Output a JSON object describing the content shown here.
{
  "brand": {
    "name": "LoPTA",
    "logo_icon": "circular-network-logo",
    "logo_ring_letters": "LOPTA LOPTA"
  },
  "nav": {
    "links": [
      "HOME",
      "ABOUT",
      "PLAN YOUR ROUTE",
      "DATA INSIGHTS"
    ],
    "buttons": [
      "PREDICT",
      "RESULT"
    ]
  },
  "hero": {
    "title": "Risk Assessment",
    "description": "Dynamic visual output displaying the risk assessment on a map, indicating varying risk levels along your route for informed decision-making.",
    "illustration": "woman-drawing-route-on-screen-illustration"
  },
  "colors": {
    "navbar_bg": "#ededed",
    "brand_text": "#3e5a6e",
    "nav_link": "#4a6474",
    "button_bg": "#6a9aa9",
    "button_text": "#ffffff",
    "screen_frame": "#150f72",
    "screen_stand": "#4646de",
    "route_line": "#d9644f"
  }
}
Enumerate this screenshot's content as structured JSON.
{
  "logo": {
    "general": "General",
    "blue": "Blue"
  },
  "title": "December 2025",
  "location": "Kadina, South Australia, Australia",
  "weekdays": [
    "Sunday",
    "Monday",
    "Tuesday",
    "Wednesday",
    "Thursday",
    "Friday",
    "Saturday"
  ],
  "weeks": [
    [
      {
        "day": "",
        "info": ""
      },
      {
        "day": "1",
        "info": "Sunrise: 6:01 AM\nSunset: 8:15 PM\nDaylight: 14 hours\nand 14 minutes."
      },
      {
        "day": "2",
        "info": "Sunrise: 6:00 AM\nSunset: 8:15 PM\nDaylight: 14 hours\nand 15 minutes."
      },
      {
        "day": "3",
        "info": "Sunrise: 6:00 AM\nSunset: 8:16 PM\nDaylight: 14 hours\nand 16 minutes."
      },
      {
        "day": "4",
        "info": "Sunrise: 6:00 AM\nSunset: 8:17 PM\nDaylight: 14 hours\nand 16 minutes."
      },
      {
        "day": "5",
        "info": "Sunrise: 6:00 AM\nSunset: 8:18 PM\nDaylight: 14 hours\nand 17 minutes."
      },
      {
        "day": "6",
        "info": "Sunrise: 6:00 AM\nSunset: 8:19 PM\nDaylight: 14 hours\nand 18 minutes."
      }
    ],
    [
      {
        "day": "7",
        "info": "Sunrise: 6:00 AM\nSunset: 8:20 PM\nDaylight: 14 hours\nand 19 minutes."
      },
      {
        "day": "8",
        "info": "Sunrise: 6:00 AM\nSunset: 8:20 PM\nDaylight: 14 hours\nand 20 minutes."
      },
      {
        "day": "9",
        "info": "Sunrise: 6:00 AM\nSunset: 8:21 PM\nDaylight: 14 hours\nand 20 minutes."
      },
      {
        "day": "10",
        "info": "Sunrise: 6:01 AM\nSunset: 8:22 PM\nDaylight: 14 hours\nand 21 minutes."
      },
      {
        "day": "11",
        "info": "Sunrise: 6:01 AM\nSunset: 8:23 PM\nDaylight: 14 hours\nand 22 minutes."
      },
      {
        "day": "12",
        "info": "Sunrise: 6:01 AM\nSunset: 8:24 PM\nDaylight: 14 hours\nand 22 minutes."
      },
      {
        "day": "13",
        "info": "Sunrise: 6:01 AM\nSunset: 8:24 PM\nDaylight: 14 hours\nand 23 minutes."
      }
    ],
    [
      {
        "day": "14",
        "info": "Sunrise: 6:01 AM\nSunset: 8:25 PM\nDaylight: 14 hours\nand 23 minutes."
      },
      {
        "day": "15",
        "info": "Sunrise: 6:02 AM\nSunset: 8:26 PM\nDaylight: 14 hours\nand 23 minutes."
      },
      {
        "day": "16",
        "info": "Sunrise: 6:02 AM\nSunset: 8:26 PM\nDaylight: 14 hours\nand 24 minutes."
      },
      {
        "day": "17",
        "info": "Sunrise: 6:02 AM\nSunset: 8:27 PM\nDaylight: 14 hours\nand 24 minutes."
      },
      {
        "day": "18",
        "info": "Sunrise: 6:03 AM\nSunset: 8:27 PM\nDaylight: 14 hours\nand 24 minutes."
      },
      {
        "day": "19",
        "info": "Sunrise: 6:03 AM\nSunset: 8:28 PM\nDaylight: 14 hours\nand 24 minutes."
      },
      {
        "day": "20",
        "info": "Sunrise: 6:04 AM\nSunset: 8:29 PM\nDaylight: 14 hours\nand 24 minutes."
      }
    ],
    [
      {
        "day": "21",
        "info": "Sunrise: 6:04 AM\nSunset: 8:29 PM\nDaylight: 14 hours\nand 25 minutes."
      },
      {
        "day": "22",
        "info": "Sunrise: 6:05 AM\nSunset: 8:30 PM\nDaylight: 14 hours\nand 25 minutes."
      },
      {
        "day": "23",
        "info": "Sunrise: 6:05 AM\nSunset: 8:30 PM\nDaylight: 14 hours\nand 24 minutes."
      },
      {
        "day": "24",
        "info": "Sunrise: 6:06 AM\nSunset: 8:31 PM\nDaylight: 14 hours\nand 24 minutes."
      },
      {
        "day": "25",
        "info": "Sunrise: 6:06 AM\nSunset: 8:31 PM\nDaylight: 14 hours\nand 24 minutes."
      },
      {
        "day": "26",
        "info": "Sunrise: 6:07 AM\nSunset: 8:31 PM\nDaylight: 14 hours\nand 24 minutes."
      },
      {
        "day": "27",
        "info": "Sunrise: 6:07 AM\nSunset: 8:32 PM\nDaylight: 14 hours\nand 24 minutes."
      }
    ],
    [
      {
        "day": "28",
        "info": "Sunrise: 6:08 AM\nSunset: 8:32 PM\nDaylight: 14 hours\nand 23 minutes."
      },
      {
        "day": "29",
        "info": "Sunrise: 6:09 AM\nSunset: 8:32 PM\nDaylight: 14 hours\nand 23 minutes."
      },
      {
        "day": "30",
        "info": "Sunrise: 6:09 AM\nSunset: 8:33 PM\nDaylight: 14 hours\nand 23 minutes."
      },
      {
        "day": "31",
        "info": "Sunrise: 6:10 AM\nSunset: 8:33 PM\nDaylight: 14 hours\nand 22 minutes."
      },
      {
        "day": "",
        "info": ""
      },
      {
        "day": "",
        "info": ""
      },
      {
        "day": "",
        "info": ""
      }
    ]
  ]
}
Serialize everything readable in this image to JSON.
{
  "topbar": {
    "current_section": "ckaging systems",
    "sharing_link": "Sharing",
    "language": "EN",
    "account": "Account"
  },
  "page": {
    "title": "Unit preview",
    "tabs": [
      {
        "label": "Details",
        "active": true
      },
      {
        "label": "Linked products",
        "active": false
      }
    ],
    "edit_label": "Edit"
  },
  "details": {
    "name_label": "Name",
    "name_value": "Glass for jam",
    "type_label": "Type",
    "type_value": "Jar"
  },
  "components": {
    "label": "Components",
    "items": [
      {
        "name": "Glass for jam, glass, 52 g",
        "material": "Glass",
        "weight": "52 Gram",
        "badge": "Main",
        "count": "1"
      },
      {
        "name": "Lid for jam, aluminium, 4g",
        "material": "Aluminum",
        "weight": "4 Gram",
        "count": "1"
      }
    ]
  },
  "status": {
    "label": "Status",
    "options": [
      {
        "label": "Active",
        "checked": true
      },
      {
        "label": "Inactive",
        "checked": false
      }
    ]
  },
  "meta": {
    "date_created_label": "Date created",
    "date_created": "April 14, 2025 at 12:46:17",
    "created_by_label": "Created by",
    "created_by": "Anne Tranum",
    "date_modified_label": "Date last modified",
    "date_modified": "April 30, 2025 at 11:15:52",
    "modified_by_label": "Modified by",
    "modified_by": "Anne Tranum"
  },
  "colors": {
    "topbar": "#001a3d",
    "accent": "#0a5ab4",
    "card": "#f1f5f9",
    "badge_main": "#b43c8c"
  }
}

Given request » Repeat every record, keeping each word and mark exactly as it is.

Answer to the problem »
Output a JSON object describing the content shown here.
{
  "brand": {
    "name": "LoPTA",
    "logo_icon": "circular-network-logo",
    "logo_ring_letters": "LOPTA LOPTA"
  },
  "nav": {
    "links": [
      "HOME",
      "ABOUT",
      "PLAN YOUR ROUTE",
      "DATA INSIGHTS"
    ],
    "buttons": [
      "PREDICT",
      "RESULT"
    ]
  },
  "hero": {
    "title": "Risk Assessment",
    "description": "Dynamic visual output displaying the risk assessment on a map, indicating varying risk levels along your route for informed decision-making.",
    "illustration": "woman-drawing-route-on-screen-illustration"
  },
  "colors": {
    "navbar_bg": "#ededed",
    "brand_text": "#3e5a6e",
    "nav_link": "#4a6474",
    "button_bg": "#6a9aa9",
    "button_text": "#ffffff",
    "screen_frame": "#150f72",
    "screen_stand": "#4646de",
    "route_line": "#d9644f"
  }
}
Enumerate this screenshot's content as structured JSON.
{
  "logo": {
    "general": "General",
    "blue": "Blue"
  },
  "title": "December 2025",
  "location": "Kadina, South Australia, Australia",
  "weekdays": [
    "Sunday",
    "Monday",
    "Tuesday",
    "Wednesday",
    "Thursday",
    "Friday",
    "Saturday"
  ],
  "weeks": [
    [
      {
        "day": "",
        "info": ""
      },
      {
        "day": "1",
        "info": "Sunrise: 6:01 AM\nSunset: 8:15 PM\nDaylight: 14 hours\nand 14 minutes."
      },
      {
        "day": "2",
        "info": "Sunrise: 6:00 AM\nSunset: 8:15 PM\nDaylight: 14 hours\nand 15 minutes."
      },
      {
        "day": "3",
        "info": "Sunrise: 6:00 AM\nSunset: 8:16 PM\nDaylight: 14 hours\nand 16 minutes."
      },
      {
        "day": "4",
        "info": "Sunrise: 6:00 AM\nSunset: 8:17 PM\nDaylight: 14 hours\nand 16 minutes."
      },
      {
        "day": "5",
        "info": "Sunrise: 6:00 AM\nSunset: 8:18 PM\nDaylight: 14 hours\nand 17 minutes."
      },
      {
        "day": "6",
        "info": "Sunrise: 6:00 AM\nSunset: 8:19 PM\nDaylight: 14 hours\nand 18 minutes."
      }
    ],
    [
      {
        "day": "7",
        "info": "Sunrise: 6:00 AM\nSunset: 8:20 PM\nDaylight: 14 hours\nand 19 minutes."
      },
      {
        "day": "8",
        "info": "Sunrise: 6:00 AM\nSunset: 8:20 PM\nDaylight: 14 hours\nand 20 minutes."
      },
      {
        "day": "9",
        "info": "Sunrise: 6:00 AM\nSunset: 8:21 PM\nDaylight: 14 hours\nand 20 minutes."
      },
      {
        "day": "10",
        "info": "Sunrise: 6:01 AM\nSunset: 8:22 PM\nDaylight: 14 hours\nand 21 minutes."
      },
      {
        "day": "11",
        "info": "Sunrise: 6:01 AM\nSunset: 8:23 PM\nDaylight: 14 hours\nand 22 minutes."
      },
      {
        "day": "12",
        "info": "Sunrise: 6:01 AM\nSunset: 8:24 PM\nDaylight: 14 hours\nand 22 minutes."
      },
      {
        "day": "13",
        "info": "Sunrise: 6:01 AM\nSunset: 8:24 PM\nDaylight: 14 hours\nand 23 minutes."
      }
    ],
    [
      {
        "day": "14",
        "info": "Sunrise: 6:01 AM\nSunset: 8:25 PM\nDaylight: 14 hours\nand 23 minutes."
      },
      {
        "day": "15",
        "info": "Sunrise: 6:02 AM\nSunset: 8:26 PM\nDaylight: 14 hours\nand 23 minutes."
      },
      {
        "day": "16",
        "info": "Sunrise: 6:02 AM\nSunset: 8:26 PM\nDaylight: 14 hours\nand 24 minutes."
      },
      {
        "day": "17",
        "info": "Sunrise: 6:02 AM\nSunset: 8:27 PM\nDaylight: 14 hours\nand 24 minutes."
      },
      {
        "day": "18",
        "info": "Sunrise: 6:03 AM\nSunset: 8:27 PM\nDaylight: 14 hours\nand 24 minutes."
      },
      {
        "day": "19",
        "info": "Sunrise: 6:03 AM\nSunset: 8:28 PM\nDaylight: 14 hours\nand 24 minutes."
      },
      {
        "day": "20",
        "info": "Sunrise: 6:04 AM\nSunset: 8:29 PM\nDaylight: 14 hours\nand 24 minutes."
      }
    ],
    [
      {
        "day": "21",
        "info": "Sunrise: 6:04 AM\nSunset: 8:29 PM\nDaylight: 14 hours\nand 25 minutes."
      },
      {
        "day": "22",
        "info": "Sunrise: 6:05 AM\nSunset: 8:30 PM\nDaylight: 14 hours\nand 25 minutes."
      },
      {
        "day": "23",
        "info": "Sunrise: 6:05 AM\nSunset: 8:30 PM\nDaylight: 14 hours\nand 24 minutes."
      },
      {
        "day": "24",
        "info": "Sunrise: 6:06 AM\nSunset: 8:31 PM\nDaylight: 14 hours\nand 24 minutes."
      },
      {
        "day": "25",
        "info": "Sunrise: 6:06 AM\nSunset: 8:31 PM\nDaylight: 14 hours\nand 24 minutes."
      },
      {
        "day": "26",
        "info": "Sunrise: 6:07 AM\nSunset: 8:31 PM\nDaylight: 14 hours\nand 24 minutes."
      },
      {
        "day": "27",
        "info": "Sunrise: 6:07 AM\nSunset: 8:32 PM\nDaylight: 14 hours\nand 24 minutes."
      }
    ],
    [
      {
        "day": "28",
        "info": "Sunrise: 6:08 AM\nSunset: 8:32 PM\nDaylight: 14 hours\nand 23 minutes."
      },
      {
        "day": "29",
        "info": "Sunrise: 6:09 AM\nSunset: 8:32 PM\nDaylight: 14 hours\nand 23 minutes."
      },
      {
        "day": "30",
        "info": "Sunrise: 6:09 AM\nSunset: 8:33 PM\nDaylight: 14 hours\nand 23 minutes."
      },
      {
        "day": "31",
        "info": "Sunrise: 6:10 AM\nSunset: 8:33 PM\nDaylight: 14 hours\nand 22 minutes."
      },
      {
        "day": "",
        "info": ""
      },
      {
        "day": "",
        "info": ""
      },
      {
        "day": "",
        "info": ""
      }
    ]
  ]
}
Serialize everything readable in this image to JSON.
{
  "topbar": {
    "current_section": "ckaging systems",
    "sharing_link": "Sharing",
    "language": "EN",
    "account": "Account"
  },
  "page": {
    "title": "Unit preview",
    "tabs": [
      {
        "label": "Details",
        "active": true
      },
      {
        "label": "Linked products",
        "active": false
      }
    ],
    "edit_label": "Edit"
  },
  "details": {
    "name_label": "Name",
    "name_value": "Glass for jam",
    "type_label": "Type",
    "type_value": "Jar"
  },
  "components": {
    "label": "Components",
    "items": [
      {
        "name": "Glass for jam, glass, 52 g",
        "material": "Glass",
        "weight": "52 Gram",
        "badge": "Main",
        "count": "1"
      },
      {
        "name": "Lid for jam, aluminium, 4g",
        "material": "Aluminum",
        "weight": "4 Gram",
        "count": "1"
      }
    ]
  },
  "status": {
    "label": "Status",
    "options": [
      {
        "label": "Active",
        "checked": true
      },
      {
        "label": "Inactive",
        "checked": false
      }
    ]
  },
  "meta": {
    "date_created_label": "Date created",
    "date_created": "April 14, 2025 at 12:46:17",
    "created_by_label": "Created by",
    "created_by": "Anne Tranum",
    "date_modified_label": "Date last modified",
    "date_modified": "April 30, 2025 at 11:15:52",
    "modified_by_label": "Modified by",
    "modified_by": "Anne Tranum"
  },
  "colors": {
    "topbar": "#001a3d",
    "accent": "#0a5ab4",
    "card": "#f1f5f9",
    "badge_main": "#b43c8c"
  }
}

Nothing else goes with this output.